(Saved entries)
## Begin

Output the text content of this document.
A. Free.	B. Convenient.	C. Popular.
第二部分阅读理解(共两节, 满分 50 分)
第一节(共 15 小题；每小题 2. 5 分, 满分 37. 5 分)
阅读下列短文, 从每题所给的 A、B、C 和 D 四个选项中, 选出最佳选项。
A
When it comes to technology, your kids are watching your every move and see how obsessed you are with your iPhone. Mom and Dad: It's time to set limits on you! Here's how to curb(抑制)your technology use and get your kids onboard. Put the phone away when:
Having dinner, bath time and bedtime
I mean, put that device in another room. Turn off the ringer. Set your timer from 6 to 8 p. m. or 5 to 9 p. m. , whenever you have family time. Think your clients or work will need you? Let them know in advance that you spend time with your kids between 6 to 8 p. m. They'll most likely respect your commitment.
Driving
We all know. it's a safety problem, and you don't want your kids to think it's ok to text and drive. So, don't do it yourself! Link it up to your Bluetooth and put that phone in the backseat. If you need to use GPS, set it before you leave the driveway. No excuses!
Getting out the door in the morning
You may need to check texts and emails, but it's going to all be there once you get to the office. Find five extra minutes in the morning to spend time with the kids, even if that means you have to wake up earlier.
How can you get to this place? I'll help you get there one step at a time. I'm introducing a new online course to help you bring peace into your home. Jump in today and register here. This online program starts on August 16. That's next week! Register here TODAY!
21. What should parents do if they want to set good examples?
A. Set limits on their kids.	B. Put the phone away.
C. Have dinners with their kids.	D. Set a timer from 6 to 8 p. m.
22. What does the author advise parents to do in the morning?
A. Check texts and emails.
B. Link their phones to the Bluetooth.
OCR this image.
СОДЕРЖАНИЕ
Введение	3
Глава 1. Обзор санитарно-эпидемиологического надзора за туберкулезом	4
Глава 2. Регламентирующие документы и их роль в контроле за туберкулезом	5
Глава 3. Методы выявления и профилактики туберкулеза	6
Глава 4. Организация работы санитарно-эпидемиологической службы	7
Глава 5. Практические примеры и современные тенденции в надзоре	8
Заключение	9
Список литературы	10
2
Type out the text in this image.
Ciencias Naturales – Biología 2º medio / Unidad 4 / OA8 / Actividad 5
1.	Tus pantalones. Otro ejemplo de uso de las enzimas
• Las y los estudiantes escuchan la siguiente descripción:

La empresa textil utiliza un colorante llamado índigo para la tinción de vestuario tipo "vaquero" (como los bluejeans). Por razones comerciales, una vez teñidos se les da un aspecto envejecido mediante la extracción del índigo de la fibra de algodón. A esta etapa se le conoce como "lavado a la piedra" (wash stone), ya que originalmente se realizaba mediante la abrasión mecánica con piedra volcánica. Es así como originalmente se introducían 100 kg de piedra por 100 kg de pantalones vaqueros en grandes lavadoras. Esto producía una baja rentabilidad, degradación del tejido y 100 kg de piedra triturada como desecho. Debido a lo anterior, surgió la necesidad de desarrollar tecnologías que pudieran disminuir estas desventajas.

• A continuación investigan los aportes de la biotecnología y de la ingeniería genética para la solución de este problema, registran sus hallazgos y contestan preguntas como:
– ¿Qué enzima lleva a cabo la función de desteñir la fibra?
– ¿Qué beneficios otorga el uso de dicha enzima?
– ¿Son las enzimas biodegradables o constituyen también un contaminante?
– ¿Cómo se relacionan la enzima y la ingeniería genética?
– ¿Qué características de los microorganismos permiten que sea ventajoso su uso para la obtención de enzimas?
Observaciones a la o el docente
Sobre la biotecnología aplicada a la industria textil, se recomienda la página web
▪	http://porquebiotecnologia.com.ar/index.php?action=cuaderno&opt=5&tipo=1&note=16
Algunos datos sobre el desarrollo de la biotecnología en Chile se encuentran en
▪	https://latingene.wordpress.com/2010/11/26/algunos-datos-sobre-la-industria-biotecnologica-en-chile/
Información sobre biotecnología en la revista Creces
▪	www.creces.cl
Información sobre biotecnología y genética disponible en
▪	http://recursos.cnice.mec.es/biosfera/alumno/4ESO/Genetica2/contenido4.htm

## End

## STATED EXERCISE
From the listing above, reproduce all the lines exactly.

## ANSWER FOR THE TASK
Output the text content of this document.
A. Free.	B. Convenient.	C. Popular.
第二部分阅读理解(共两节, 满分 50 分)
第一节(共 15 小题；每小题 2. 5 分, 满分 37. 5 分)
阅读下列短文, 从每题所给的 A、B、C 和 D 四个选项中, 选出最佳选项。
A
When it comes to technology, your kids are watching your every move and see how obsessed you are with your iPhone. Mom and Dad: It's time to set limits on you! Here's how to curb(抑制)your technology use and get your kids onboard. Put the phone away when:
Having dinner, bath time and bedtime
I mean, put that device in another room. Turn off the ringer. Set your timer from 6 to 8 p. m. or 5 to 9 p. m. , whenever you have family time. Think your clients or work will need you? Let them know in advance that you spend time with your kids between 6 to 8 p. m. They'll most likely respect your commitment.
Driving
We all know. it's a safety problem, and you don't want your kids to think it's ok to text and drive. So, don't do it yourself! Link it up to your Bluetooth and put that phone in the backseat. If you need to use GPS, set it before you leave the driveway. No excuses!
Getting out the door in the morning
You may need to check texts and emails, but it's going to all be there once you get to the office. Find five extra minutes in the morning to spend time with the kids, even if that means you have to wake up earlier.
How can you get to this place? I'll help you get there one step at a time. I'm introducing a new online course to help you bring peace into your home. Jump in today and register here. This online program starts on August 16. That's next week! Register here TODAY!
21. What should parents do if they want to set good examples?
A. Set limits on their kids.	B. Put the phone away.
C. Have dinners with their kids.	D. Set a timer from 6 to 8 p. m.
22. What does the author advise parents to do in the morning?
A. Check texts and emails.
B. Link their phones to the Bluetooth.
OCR this image.
СОДЕРЖАНИЕ
Введение	3
Глава 1. Обзор санитарно-эпидемиологического надзора за туберкулезом	4
Глава 2. Регламентирующие документы и их роль в контроле за туберкулезом	5
Глава 3. Методы выявления и профилактики туберкулеза	6
Глава 4. Организация работы санитарно-эпидемиологической службы	7
Глава 5. Практические примеры и современные тенденции в надзоре	8
Заключение	9
Список литературы	10
2
Type out the text in this image.
Ciencias Naturales – Biología 2º medio / Unidad 4 / OA8 / Actividad 5
1.	Tus pantalones. Otro ejemplo de uso de las enzimas
• Las y los estudiantes escuchan la siguiente descripción:

La empresa textil utiliza un colorante llamado índigo para la tinción de vestuario tipo "vaquero" (como los bluejeans). Por razones comerciales, una vez teñidos se les da un aspecto envejecido mediante la extracción del índigo de la fibra de algodón. A esta etapa se le conoce como "lavado a la piedra" (wash stone), ya que originalmente se realizaba mediante la abrasión mecánica con piedra volcánica. Es así como originalmente se introducían 100 kg de piedra por 100 kg de pantalones vaqueros en grandes lavadoras. Esto producía una baja rentabilidad, degradación del tejido y 100 kg de piedra triturada como desecho. Debido a lo anterior, surgió la necesidad de desarrollar tecnologías que pudieran disminuir estas desventajas.

• A continuación investigan los aportes de la biotecnología y de la ingeniería genética para la solución de este problema, registran sus hallazgos y contestan preguntas como:
– ¿Qué enzima lleva a cabo la función de desteñir la fibra?
– ¿Qué beneficios otorga el uso de dicha enzima?
– ¿Son las enzimas biodegradables o constituyen también un contaminante?
– ¿Cómo se relacionan la enzima y la ingeniería genética?
– ¿Qué características de los microorganismos permiten que sea ventajoso su uso para la obtención de enzimas?
Observaciones a la o el docente
Sobre la biotecnología aplicada a la industria textil, se recomienda la página web
▪	http://porquebiotecnologia.com.ar/index.php?action=cuaderno&opt=5&tipo=1&note=16
Algunos datos sobre el desarrollo de la biotecnología en Chile se encuentran en
▪	https://latingene.wordpress.com/2010/11/26/algunos-datos-sobre-la-industria-biotecnologica-en-chile/
Información sobre biotecnología en la revista Creces
▪	www.creces.cl
Información sobre biotecnología y genética disponible en
▪	http://recursos.cnice.mec.es/biosfera/alumno/4ESO/Genetica2/contenido4.htm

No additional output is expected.